━━━━━ Entries shown

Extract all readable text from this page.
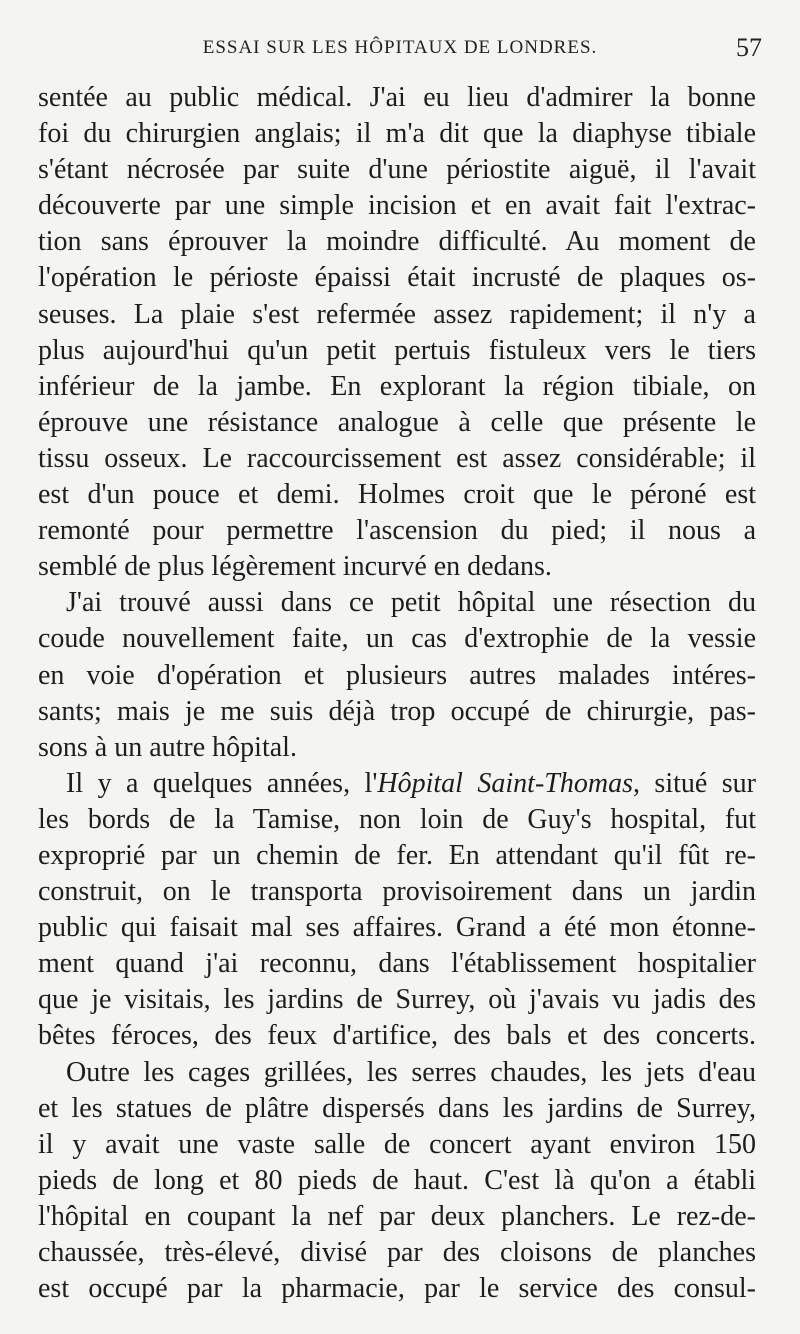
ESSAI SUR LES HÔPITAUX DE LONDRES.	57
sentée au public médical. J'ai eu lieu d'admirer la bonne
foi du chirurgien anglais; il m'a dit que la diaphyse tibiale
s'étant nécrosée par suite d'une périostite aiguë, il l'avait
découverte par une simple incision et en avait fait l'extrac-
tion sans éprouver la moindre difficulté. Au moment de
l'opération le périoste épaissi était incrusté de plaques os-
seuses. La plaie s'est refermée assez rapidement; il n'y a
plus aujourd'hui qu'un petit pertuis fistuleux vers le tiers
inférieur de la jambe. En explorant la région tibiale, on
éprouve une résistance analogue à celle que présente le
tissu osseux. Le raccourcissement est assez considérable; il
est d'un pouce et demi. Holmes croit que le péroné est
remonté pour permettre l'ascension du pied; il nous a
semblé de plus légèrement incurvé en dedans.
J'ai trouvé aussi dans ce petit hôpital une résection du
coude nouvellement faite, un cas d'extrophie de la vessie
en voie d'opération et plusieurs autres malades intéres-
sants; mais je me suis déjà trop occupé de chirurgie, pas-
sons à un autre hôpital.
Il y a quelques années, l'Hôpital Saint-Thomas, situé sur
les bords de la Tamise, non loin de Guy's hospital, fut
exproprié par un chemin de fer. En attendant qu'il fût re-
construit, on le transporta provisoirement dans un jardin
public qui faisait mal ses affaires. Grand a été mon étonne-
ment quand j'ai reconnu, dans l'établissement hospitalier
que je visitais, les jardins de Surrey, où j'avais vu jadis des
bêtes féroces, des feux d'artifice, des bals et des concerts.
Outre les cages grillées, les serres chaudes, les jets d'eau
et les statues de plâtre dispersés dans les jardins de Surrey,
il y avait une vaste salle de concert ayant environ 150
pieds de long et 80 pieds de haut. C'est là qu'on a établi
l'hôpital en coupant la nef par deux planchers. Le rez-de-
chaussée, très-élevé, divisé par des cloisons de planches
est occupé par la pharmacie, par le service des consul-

━━━━━━━━━━

(Brief) Pick out every line above that holds the word "petit" and copy it.

(Written response)
plus aujourd'hui qu'un petit pertuis fistuleux vers le tiers
J'ai trouvé aussi dans ce petit hôpital une résection du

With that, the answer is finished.